Give the data again exactly as written, skipping any pictures.
-- START OF RECORDS TO PROCESS --
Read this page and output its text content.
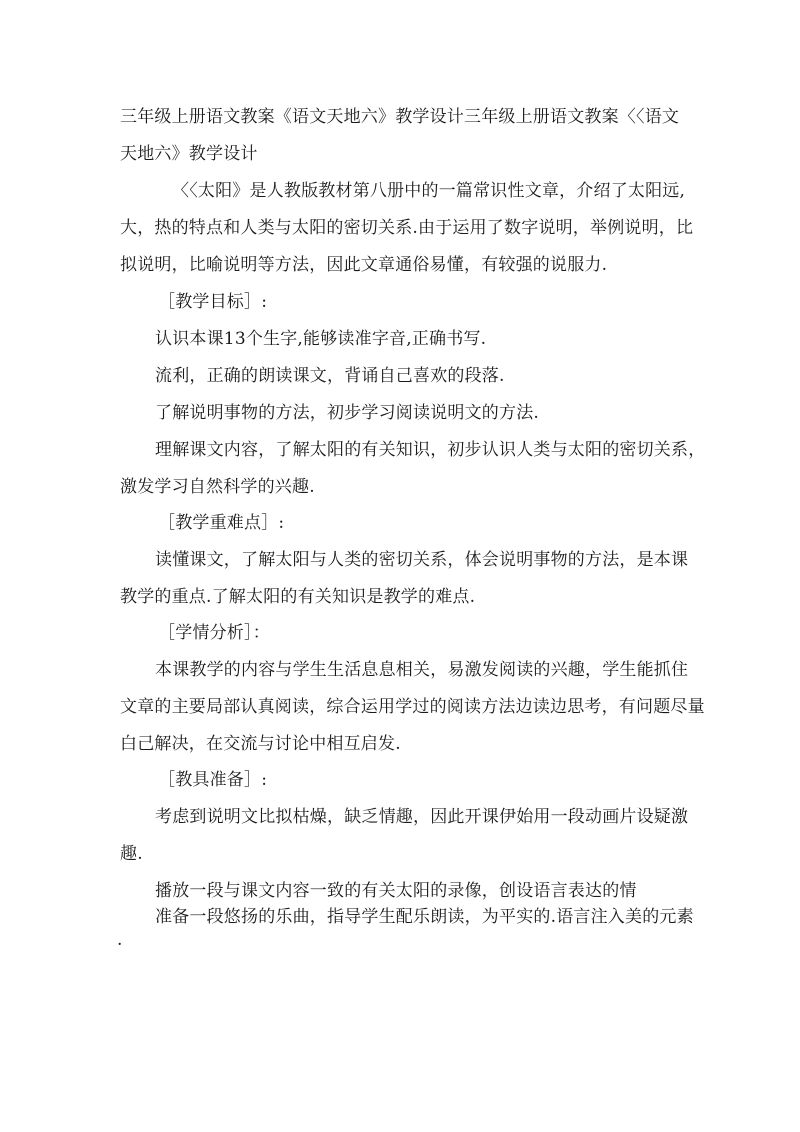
三年级上册语文教案《语文天地六》教学设计三年级上册语文教案〈〈语文
天地六》教学设计
〈〈太阳》是人教版教材第八册中的一篇常识性文章，介绍了太阳远,
大，热的特点和人类与太阳的密切关系.由于运用了数字说明，举例说明，比
拟说明，比喻说明等方法，因此文章通俗易懂，有较强的说服力.
［教学目标］:
认识本课13个生字,能够读准字音,正确书写.
流利，正确的朗读课文，背诵自己喜欢的段落.
了解说明事物的方法，初步学习阅读说明文的方法.
理解课文内容，了解太阳的有关知识，初步认识人类与太阳的密切关系，
激发学习自然科学的兴趣.
［教学重难点］:
读懂课文，了解太阳与人类的密切关系，体会说明事物的方法，是本课
教学的重点.了解太阳的有关知识是教学的难点.
［学情分析］：
本课教学的内容与学生生活息息相关，易激发阅读的兴趣，学生能抓住
文章的主要局部认真阅读，综合运用学过的阅读方法边读边思考，有问题尽量
白己解决，在交流与讨论中相互启发.
［教具准备］:
考虑到说明文比拟枯燥，缺乏情趣，因此开课伊始用一段动画片设疑激
趣.
播放一段与课文内容一致的有关太阳的录像，创设语言表达的情
准备一段悠扬的乐曲，指导学生配乐朗读，为平实的.语言注入美的元素
.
-- END OF RECORDS TO PROCESS --
■ **TASK OUTPUT**:
Read this page and output its text content.
三年级上册语文教案《语文天地六》教学设计三年级上册语文教案〈〈语文
天地六》教学设计
〈〈太阳》是人教版教材第八册中的一篇常识性文章，介绍了太阳远,
大，热的特点和人类与太阳的密切关系.由于运用了数字说明，举例说明，比
拟说明，比喻说明等方法，因此文章通俗易懂，有较强的说服力.
［教学目标］:
认识本课13个生字,能够读准字音,正确书写.
流利，正确的朗读课文，背诵自己喜欢的段落.
了解说明事物的方法，初步学习阅读说明文的方法.
理解课文内容，了解太阳的有关知识，初步认识人类与太阳的密切关系，
激发学习自然科学的兴趣.
［教学重难点］:
读懂课文，了解太阳与人类的密切关系，体会说明事物的方法，是本课
教学的重点.了解太阳的有关知识是教学的难点.
［学情分析］：
本课教学的内容与学生生活息息相关，易激发阅读的兴趣，学生能抓住
文章的主要局部认真阅读，综合运用学过的阅读方法边读边思考，有问题尽量
白己解决，在交流与讨论中相互启发.
［教具准备］:
考虑到说明文比拟枯燥，缺乏情趣，因此开课伊始用一段动画片设疑激
趣.
播放一段与课文内容一致的有关太阳的录像，创设语言表达的情
准备一段悠扬的乐曲，指导学生配乐朗读，为平实的.语言注入美的元素
.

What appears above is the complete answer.